→ **Task description**
Reproduce each line exactly.

Dataset rows about figures

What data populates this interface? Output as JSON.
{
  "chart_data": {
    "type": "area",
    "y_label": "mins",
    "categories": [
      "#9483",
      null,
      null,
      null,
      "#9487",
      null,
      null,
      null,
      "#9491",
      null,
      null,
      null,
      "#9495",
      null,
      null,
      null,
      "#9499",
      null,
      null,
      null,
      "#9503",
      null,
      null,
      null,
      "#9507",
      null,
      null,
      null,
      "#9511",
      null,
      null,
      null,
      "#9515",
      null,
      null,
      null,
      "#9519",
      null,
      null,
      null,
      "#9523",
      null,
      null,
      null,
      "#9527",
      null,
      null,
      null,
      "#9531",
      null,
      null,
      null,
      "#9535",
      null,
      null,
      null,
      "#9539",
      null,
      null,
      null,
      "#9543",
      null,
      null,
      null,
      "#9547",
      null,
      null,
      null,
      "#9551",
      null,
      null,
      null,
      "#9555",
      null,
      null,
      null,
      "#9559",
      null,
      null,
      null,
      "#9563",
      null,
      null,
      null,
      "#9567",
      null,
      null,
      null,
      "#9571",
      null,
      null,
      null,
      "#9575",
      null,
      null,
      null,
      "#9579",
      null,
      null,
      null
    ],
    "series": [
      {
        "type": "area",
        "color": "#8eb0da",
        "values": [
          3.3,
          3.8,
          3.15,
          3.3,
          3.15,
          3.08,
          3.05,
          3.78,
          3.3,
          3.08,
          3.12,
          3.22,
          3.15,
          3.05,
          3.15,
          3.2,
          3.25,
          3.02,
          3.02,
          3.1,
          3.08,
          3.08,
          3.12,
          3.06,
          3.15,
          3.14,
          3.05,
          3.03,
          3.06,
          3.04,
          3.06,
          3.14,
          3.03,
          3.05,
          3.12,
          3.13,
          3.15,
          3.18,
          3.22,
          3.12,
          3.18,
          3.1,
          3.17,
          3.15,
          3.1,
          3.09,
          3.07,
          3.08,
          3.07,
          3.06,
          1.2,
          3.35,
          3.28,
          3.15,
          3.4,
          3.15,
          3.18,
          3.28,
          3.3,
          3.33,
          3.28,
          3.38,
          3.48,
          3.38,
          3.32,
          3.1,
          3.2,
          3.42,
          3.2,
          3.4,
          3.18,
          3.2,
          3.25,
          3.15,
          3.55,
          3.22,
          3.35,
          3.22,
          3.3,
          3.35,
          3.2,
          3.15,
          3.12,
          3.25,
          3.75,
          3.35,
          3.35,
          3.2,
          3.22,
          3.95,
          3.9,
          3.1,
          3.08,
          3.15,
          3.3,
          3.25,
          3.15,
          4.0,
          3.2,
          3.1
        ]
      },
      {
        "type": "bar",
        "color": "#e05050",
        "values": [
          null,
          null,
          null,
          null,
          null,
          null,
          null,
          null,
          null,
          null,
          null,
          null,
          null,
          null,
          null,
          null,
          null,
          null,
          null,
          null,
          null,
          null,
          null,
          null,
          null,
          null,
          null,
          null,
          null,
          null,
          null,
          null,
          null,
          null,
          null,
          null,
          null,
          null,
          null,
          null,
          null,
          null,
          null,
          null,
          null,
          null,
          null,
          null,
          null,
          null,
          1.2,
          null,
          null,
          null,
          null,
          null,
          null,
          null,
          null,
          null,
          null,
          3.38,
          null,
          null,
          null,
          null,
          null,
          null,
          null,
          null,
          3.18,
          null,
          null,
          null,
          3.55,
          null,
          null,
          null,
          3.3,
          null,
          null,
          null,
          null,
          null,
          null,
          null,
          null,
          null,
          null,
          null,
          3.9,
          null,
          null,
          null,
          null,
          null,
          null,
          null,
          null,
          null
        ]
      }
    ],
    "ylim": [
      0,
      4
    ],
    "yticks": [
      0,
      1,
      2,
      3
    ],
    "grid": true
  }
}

→ **Output below**
What data populates this interface? Output as JSON.
{
  "chart_data": {
    "type": "area",
    "y_label": "mins",
    "categories": [
      "#9483",
      null,
      null,
      null,
      "#9487",
      null,
      null,
      null,
      "#9491",
      null,
      null,
      null,
      "#9495",
      null,
      null,
      null,
      "#9499",
      null,
      null,
      null,
      "#9503",
      null,
      null,
      null,
      "#9507",
      null,
      null,
      null,
      "#9511",
      null,
      null,
      null,
      "#9515",
      null,
      null,
      null,
      "#9519",
      null,
      null,
      null,
      "#9523",
      null,
      null,
      null,
      "#9527",
      null,
      null,
      null,
      "#9531",
      null,
      null,
      null,
      "#9535",
      null,
      null,
      null,
      "#9539",
      null,
      null,
      null,
      "#9543",
      null,
      null,
      null,
      "#9547",
      null,
      null,
      null,
      "#9551",
      null,
      null,
      null,
      "#9555",
      null,
      null,
      null,
      "#9559",
      null,
      null,
      null,
      "#9563",
      null,
      null,
      null,
      "#9567",
      null,
      null,
      null,
      "#9571",
      null,
      null,
      null,
      "#9575",
      null,
      null,
      null,
      "#9579",
      null,
      null,
      null
    ],
    "series": [
      {
        "type": "area",
        "color": "#8eb0da",
        "values": [
          3.3,
          3.8,
          3.15,
          3.3,
          3.15,
          3.08,
          3.05,
          3.78,
          3.3,
          3.08,
          3.12,
          3.22,
          3.15,
          3.05,
          3.15,
          3.2,
          3.25,
          3.02,
          3.02,
          3.1,
          3.08,
          3.08,
          3.12,
          3.06,
          3.15,
          3.14,
          3.05,
          3.03,
          3.06,
          3.04,
          3.06,
          3.14,
          3.03,
          3.05,
          3.12,
          3.13,
          3.15,
          3.18,
          3.22,
          3.12,
          3.18,
          3.1,
          3.17,
          3.15,
          3.1,
          3.09,
          3.07,
          3.08,
          3.07,
          3.06,
          1.2,
          3.35,
          3.28,
          3.15,
          3.4,
          3.15,
          3.18,
          3.28,
          3.3,
          3.33,
          3.28,
          3.38,
          3.48,
          3.38,
          3.32,
          3.1,
          3.2,
          3.42,
          3.2,
          3.4,
          3.18,
          3.2,
          3.25,
          3.15,
          3.55,
          3.22,
          3.35,
          3.22,
          3.3,
          3.35,
          3.2,
          3.15,
          3.12,
          3.25,
          3.75,
          3.35,
          3.35,
          3.2,
          3.22,
          3.95,
          3.9,
          3.1,
          3.08,
          3.15,
          3.3,
          3.25,
          3.15,
          4.0,
          3.2,
          3.1
        ]
      },
      {
        "type": "bar",
        "color": "#e05050",
        "values": [
          null,
          null,
          null,
          null,
          null,
          null,
          null,
          null,
          null,
          null,
          null,
          null,
          null,
          null,
          null,
          null,
          null,
          null,
          null,
          null,
          null,
          null,
          null,
          null,
          null,
          null,
          null,
          null,
          null,
          null,
          null,
          null,
          null,
          null,
          null,
          null,
          null,
          null,
          null,
          null,
          null,
          null,
          null,
          null,
          null,
          null,
          null,
          null,
          null,
          null,
          1.2,
          null,
          null,
          null,
          null,
          null,
          null,
          null,
          null,
          null,
          null,
          3.38,
          null,
          null,
          null,
          null,
          null,
          null,
          null,
          null,
          3.18,
          null,
          null,
          null,
          3.55,
          null,
          null,
          null,
          3.3,
          null,
          null,
          null,
          null,
          null,
          null,
          null,
          null,
          null,
          null,
          null,
          3.9,
          null,
          null,
          null,
          null,
          null,
          null,
          null,
          null,
          null
        ]
      }
    ],
    "ylim": [
      0,
      4
    ],
    "yticks": [
      0,
      1,
      2,
      3
    ],
    "grid": true
  }
}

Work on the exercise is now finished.